**What the exercise asks**
Write out each line in which the string "Certification" is present.

**Given data**
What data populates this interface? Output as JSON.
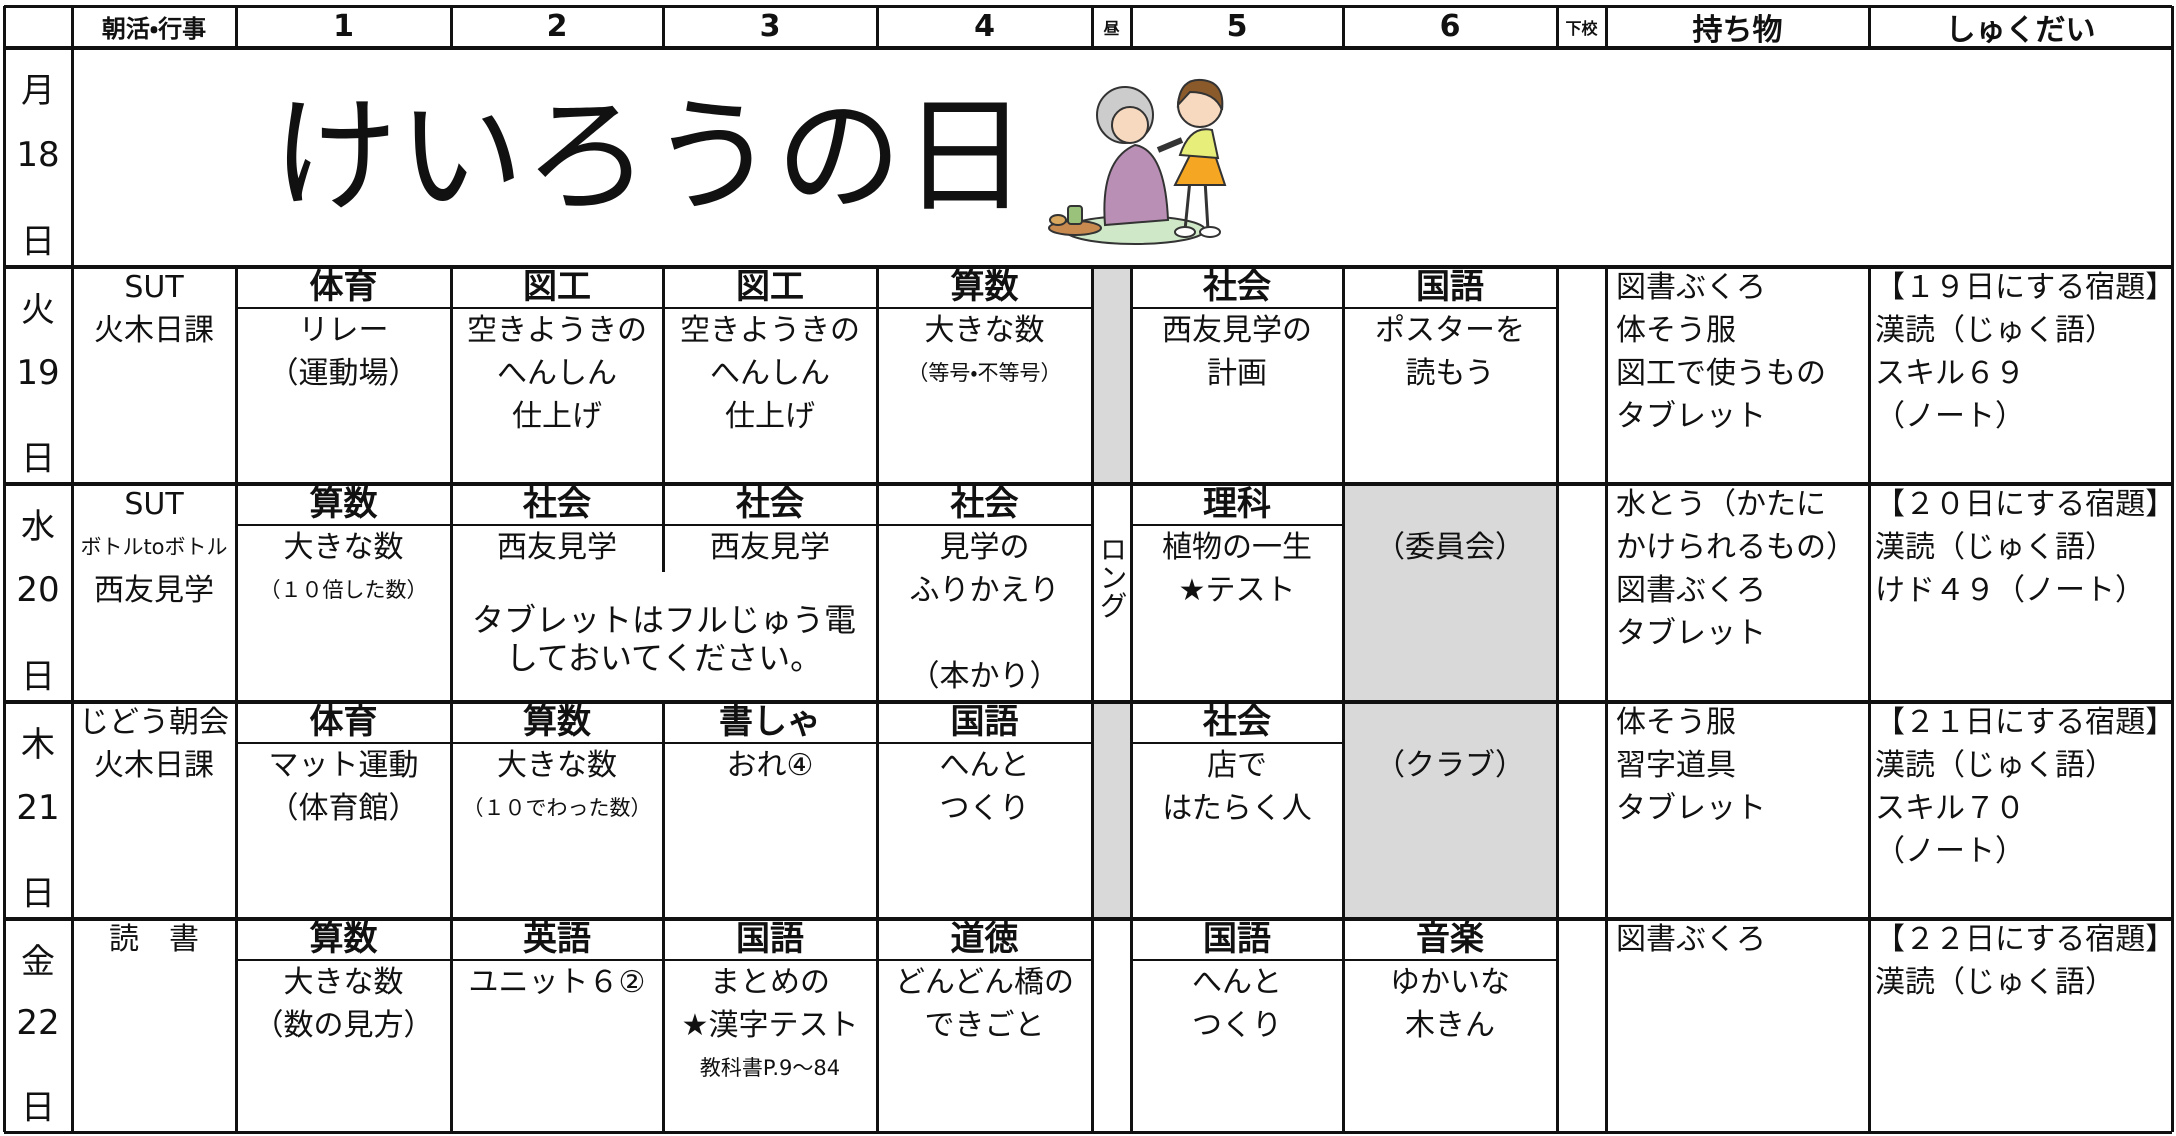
{
  "header": [
    "朝活・行事",
    "1",
    "2",
    "3",
    "4",
    "昼",
    "5",
    "6",
    "下校",
    "持ち物",
    "しゅくだい"
  ],
  "days": [
    {
      "day": "月",
      "date": "18",
      "unit": "日",
      "banner": "けいろうの日"
    },
    {
      "day": "火",
      "date": "19",
      "unit": "日",
      "morning": [
        "SUT",
        "火木日課"
      ],
      "periods": [
        {
          "subject": "体育",
          "notes": [
            "リレー",
            "（運動場）"
          ]
        },
        {
          "subject": "図工",
          "notes": [
            "空きようきの",
            "へんしん",
            "仕上げ"
          ]
        },
        {
          "subject": "図工",
          "notes": [
            "空きようきの",
            "へんしん",
            "仕上げ"
          ]
        },
        {
          "subject": "算数",
          "notes": [
            "大きな数",
            "（等号・不等号）"
          ]
        },
        {
          "subject": "社会",
          "notes": [
            "西友見学の",
            "計画"
          ]
        },
        {
          "subject": "国語",
          "notes": [
            "ポスターを",
            "読もう"
          ]
        }
      ],
      "items": [
        "図書ぶくろ",
        "体そう服",
        "図工で使うもの",
        "タブレット"
      ],
      "homework": [
        "【１９日にする宿題】",
        "漢読（じゅく語）",
        "スキル６９",
        "（ノート）"
      ]
    },
    {
      "day": "水",
      "date": "20",
      "unit": "日",
      "morning": [
        "SUT",
        "ボトルtoボトル",
        "西友見学"
      ],
      "periods": [
        {
          "subject": "算数",
          "notes": [
            "大きな数",
            "（１０倍した数）"
          ]
        },
        {
          "subject": "社会",
          "notes": [
            "西友見学"
          ]
        },
        {
          "subject": "社会",
          "notes": [
            "西友見学"
          ]
        },
        {
          "subject": "社会",
          "notes": [
            "見学の",
            "ふりかえり",
            "（本かり）"
          ]
        },
        {
          "subject": "理科",
          "notes": [
            "植物の一生",
            "★テスト"
          ]
        },
        {
          "notes": [
            "（委員会）"
          ]
        }
      ],
      "notice": [
        "タブレットはフルじゅう電",
        "しておいてください。"
      ],
      "lunch": "ロング",
      "items": [
        "水とう（かたに",
        "かけられるもの）",
        "図書ぶくろ",
        "タブレット"
      ],
      "homework": [
        "【２０日にする宿題】",
        "漢読（じゅく語）",
        "けド４９（ノート）"
      ]
    },
    {
      "day": "木",
      "date": "21",
      "unit": "日",
      "morning": [
        "じどう朝会",
        "火木日課"
      ],
      "periods": [
        {
          "subject": "体育",
          "notes": [
            "マット運動",
            "（体育館）"
          ]
        },
        {
          "subject": "算数",
          "notes": [
            "大きな数",
            "（１０でわった数）"
          ]
        },
        {
          "subject": "書しゃ",
          "notes": [
            "おれ④"
          ]
        },
        {
          "subject": "国語",
          "notes": [
            "へんと",
            "つくり"
          ]
        },
        {
          "subject": "社会",
          "notes": [
            "店で",
            "はたらく人"
          ]
        },
        {
          "notes": [
            "（クラブ）"
          ]
        }
      ],
      "items": [
        "体そう服",
        "習字道具",
        "タブレット"
      ],
      "homework": [
        "【２１日にする宿題】",
        "漢読（じゅく語）",
        "スキル７０",
        "（ノート）"
      ]
    },
    {
      "day": "金",
      "date": "22",
      "unit": "日",
      "morning": [
        "読　書"
      ],
      "periods": [
        {
          "subject": "算数",
          "notes": [
            "大きな数",
            "（数の見方）"
          ]
        },
        {
          "subject": "英語",
          "notes": [
            "ユニット６②"
          ]
        },
        {
          "subject": "国語",
          "notes": [
            "まとめの",
            "★漢字テスト",
            "教科書P.9～84"
          ]
        },
        {
          "subject": "道徳",
          "notes": [
            "どんどん橋の",
            "できごと"
          ]
        },
        {
          "subject": "国語",
          "notes": [
            "へんと",
            "つくり"
          ]
        },
        {
          "subject": "音楽",
          "notes": [
            "ゆかいな",
            "木きん"
          ]
        }
      ],
      "items": [
        "図書ぶくろ"
      ],
      "homework": [
        "【２２日にする宿題】",
        "漢読（じゅく語）"
      ]
    }
  ]
}
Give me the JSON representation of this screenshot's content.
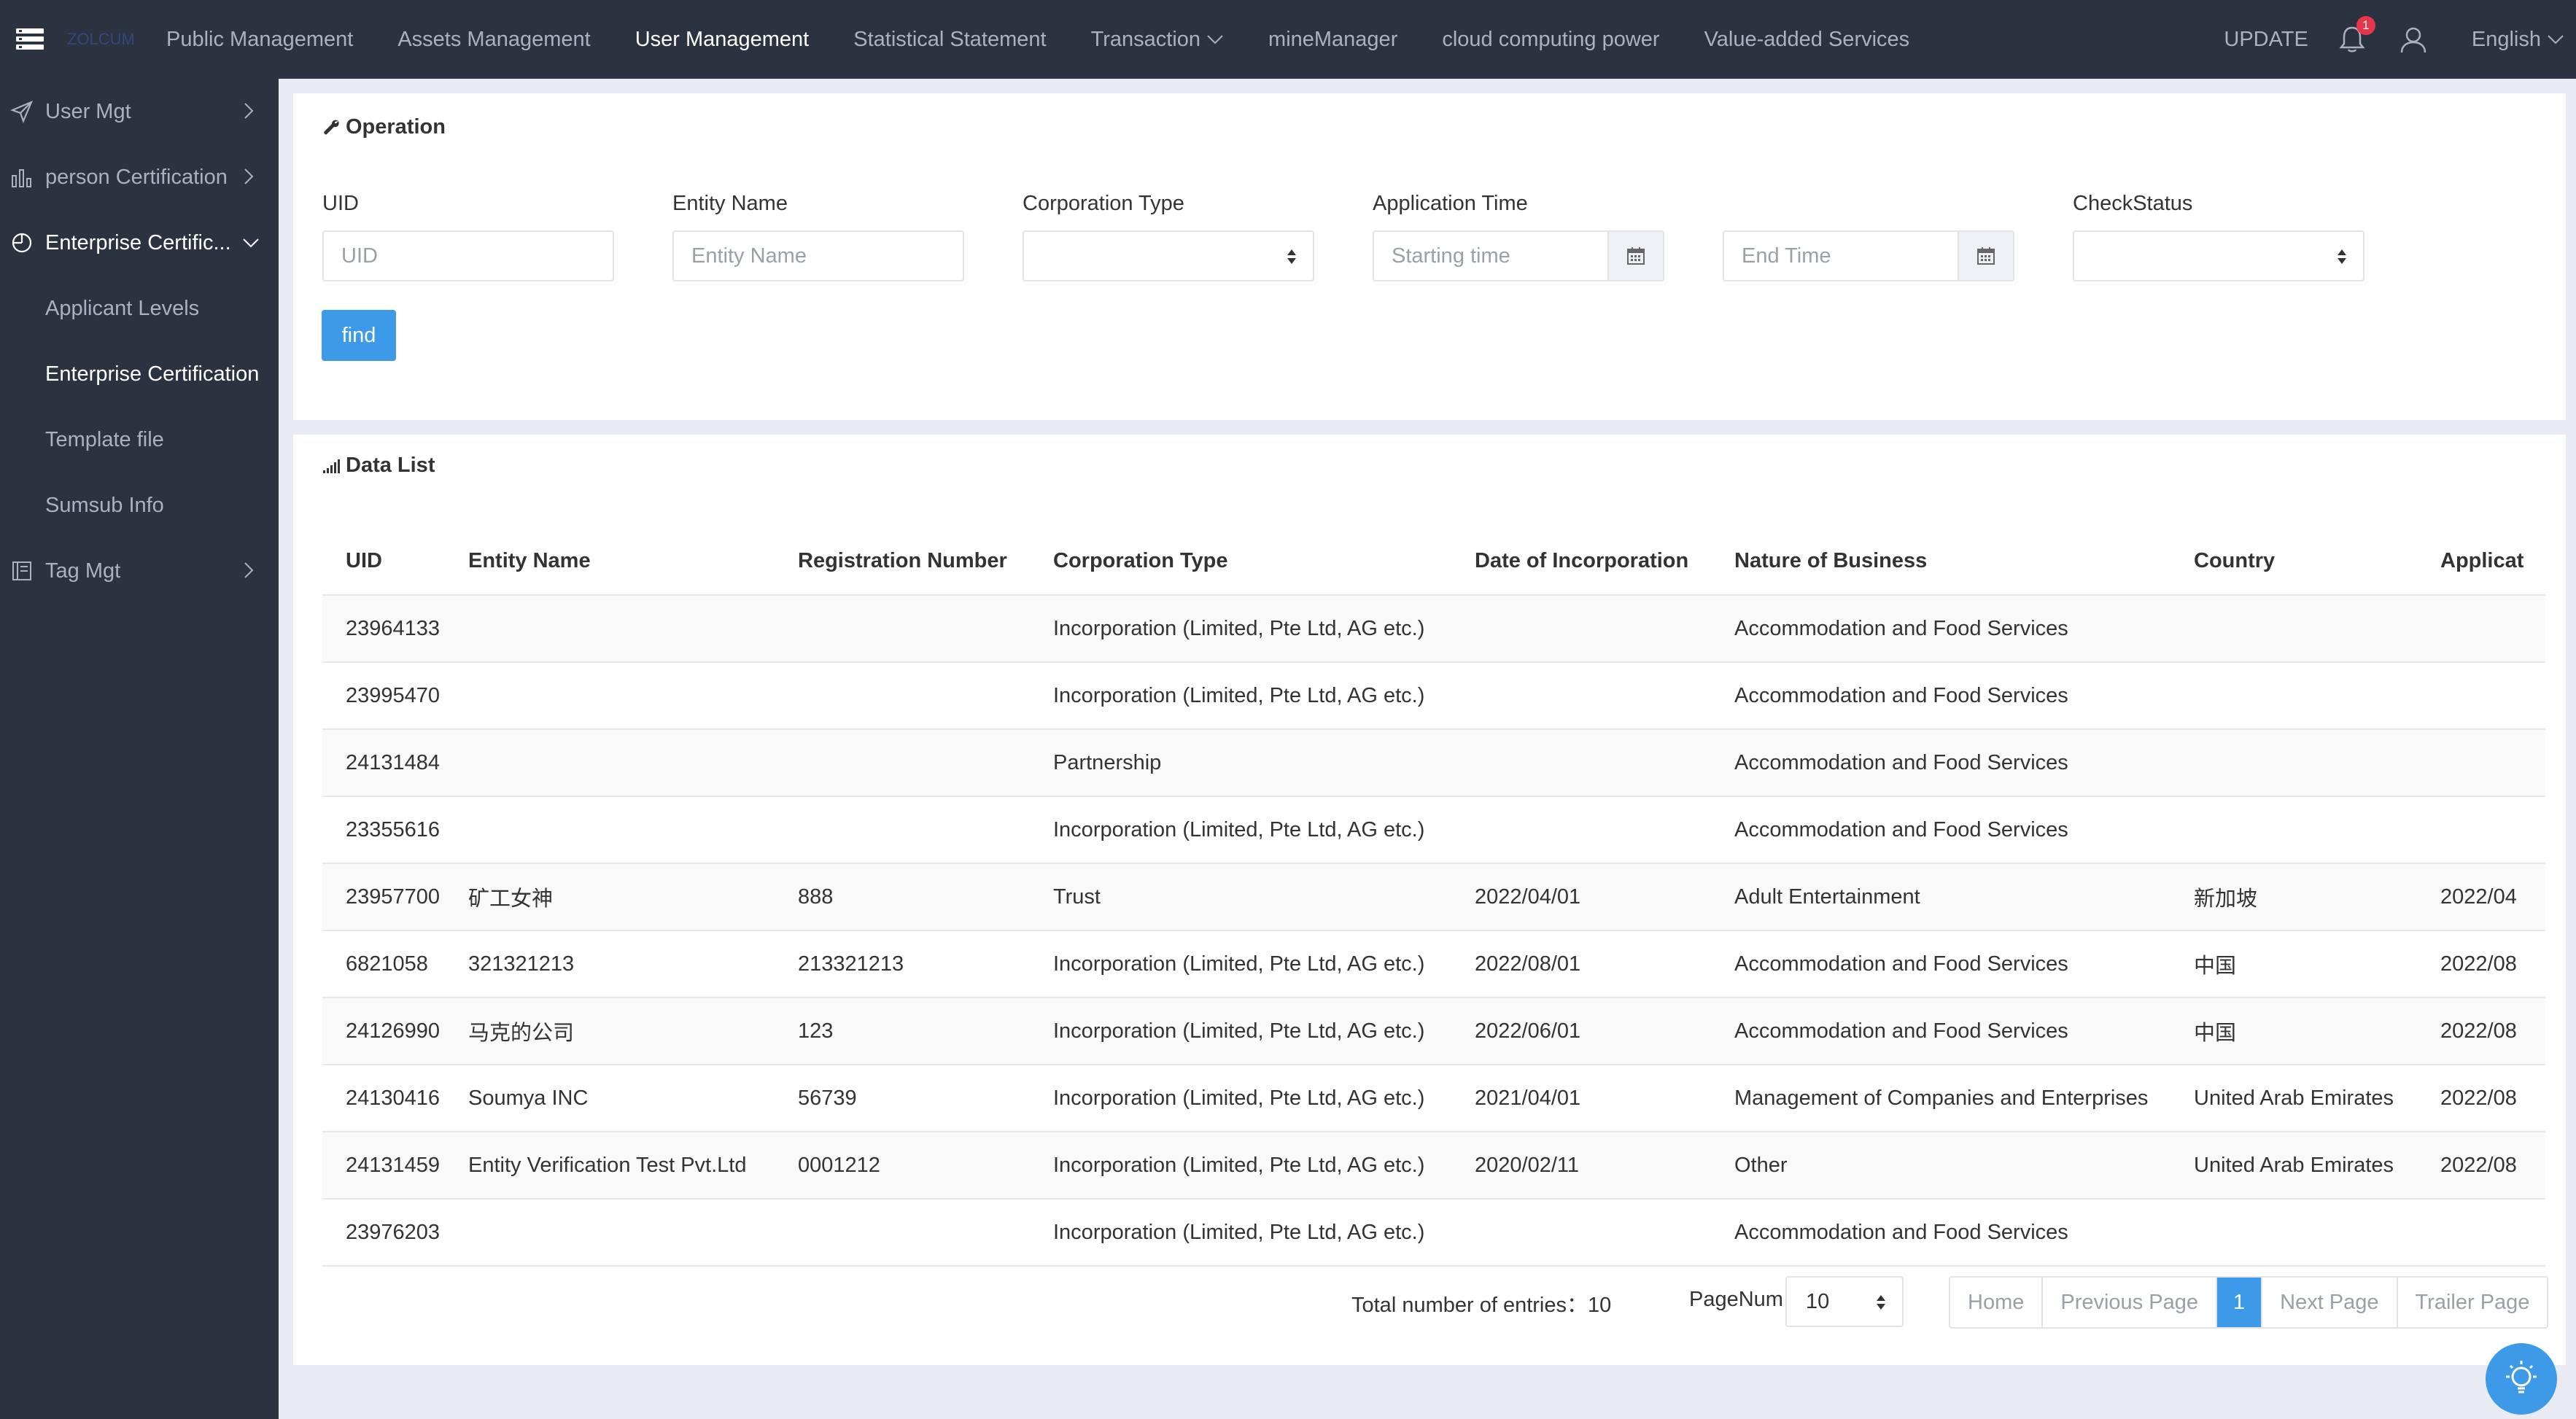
{
  "topbar": {
    "logo_text": "ZOLCUM",
    "nav": [
      {
        "label": "Public Management"
      },
      {
        "label": "Assets Management"
      },
      {
        "label": "User Management",
        "active": true
      },
      {
        "label": "Statistical Statement"
      },
      {
        "label": "Transaction",
        "dropdown": true
      },
      {
        "label": "mineManager"
      },
      {
        "label": "cloud computing power"
      },
      {
        "label": "Value-added Services"
      }
    ],
    "update_label": "UPDATE",
    "notification_count": "1",
    "language": "English"
  },
  "sidebar": {
    "items": [
      {
        "label": "User Mgt",
        "icon": "send-icon"
      },
      {
        "label": "person Certification",
        "icon": "bar-chart-icon"
      },
      {
        "label": "Enterprise Certific...",
        "icon": "pie-chart-icon",
        "open": true
      },
      {
        "label": "Applicant Levels",
        "sub": true
      },
      {
        "label": "Enterprise Certification",
        "sub": true,
        "active": true
      },
      {
        "label": "Template file",
        "sub": true
      },
      {
        "label": "Sumsub Info",
        "sub": true
      },
      {
        "label": "Tag Mgt",
        "icon": "book-icon"
      }
    ]
  },
  "operation": {
    "title": "Operation",
    "uid_label": "UID",
    "uid_placeholder": "UID",
    "entity_label": "Entity Name",
    "entity_placeholder": "Entity Name",
    "corp_type_label": "Corporation Type",
    "app_time_label": "Application Time",
    "start_placeholder": "Starting time",
    "end_placeholder": "End Time",
    "check_status_label": "CheckStatus",
    "find_label": "find"
  },
  "data_list": {
    "title": "Data List",
    "columns": [
      "UID",
      "Entity Name",
      "Registration Number",
      "Corporation Type",
      "Date of Incorporation",
      "Nature of Business",
      "Country",
      "Applicat"
    ],
    "rows": [
      [
        "23964133",
        "",
        "",
        "Incorporation (Limited, Pte Ltd, AG etc.)",
        "",
        "Accommodation and Food Services",
        "",
        ""
      ],
      [
        "23995470",
        "",
        "",
        "Incorporation (Limited, Pte Ltd, AG etc.)",
        "",
        "Accommodation and Food Services",
        "",
        ""
      ],
      [
        "24131484",
        "",
        "",
        "Partnership",
        "",
        "Accommodation and Food Services",
        "",
        ""
      ],
      [
        "23355616",
        "",
        "",
        "Incorporation (Limited, Pte Ltd, AG etc.)",
        "",
        "Accommodation and Food Services",
        "",
        ""
      ],
      [
        "23957700",
        "矿工女神",
        "888",
        "Trust",
        "2022/04/01",
        "Adult Entertainment",
        "新加坡",
        "2022/04"
      ],
      [
        "6821058",
        "321321213",
        "213321213",
        "Incorporation (Limited, Pte Ltd, AG etc.)",
        "2022/08/01",
        "Accommodation and Food Services",
        "中国",
        "2022/08"
      ],
      [
        "24126990",
        "马克的公司",
        "123",
        "Incorporation (Limited, Pte Ltd, AG etc.)",
        "2022/06/01",
        "Accommodation and Food Services",
        "中国",
        "2022/08"
      ],
      [
        "24130416",
        "Soumya INC",
        "56739",
        "Incorporation (Limited, Pte Ltd, AG etc.)",
        "2021/04/01",
        "Management of Companies and Enterprises",
        "United Arab Emirates",
        "2022/08"
      ],
      [
        "24131459",
        "Entity Verification Test Pvt.Ltd",
        "0001212",
        "Incorporation (Limited, Pte Ltd, AG etc.)",
        "2020/02/11",
        "Other",
        "United Arab Emirates",
        "2022/08"
      ],
      [
        "23976203",
        "",
        "",
        "Incorporation (Limited, Pte Ltd, AG etc.)",
        "",
        "Accommodation and Food Services",
        "",
        ""
      ]
    ]
  },
  "pagination": {
    "total_label": "Total number of entries：",
    "total_value": "10",
    "pagenum_label": "PageNum",
    "pagenum_value": "10",
    "home": "Home",
    "prev": "Previous Page",
    "current": "1",
    "next": "Next Page",
    "last": "Trailer Page"
  },
  "colors": {
    "nav_bg": "#2b3240",
    "accent": "#3d9ae8",
    "badge": "#e6374a"
  }
}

**Response to this exercise**
        "label": "person Certification",
        "label": "Enterprise Certification",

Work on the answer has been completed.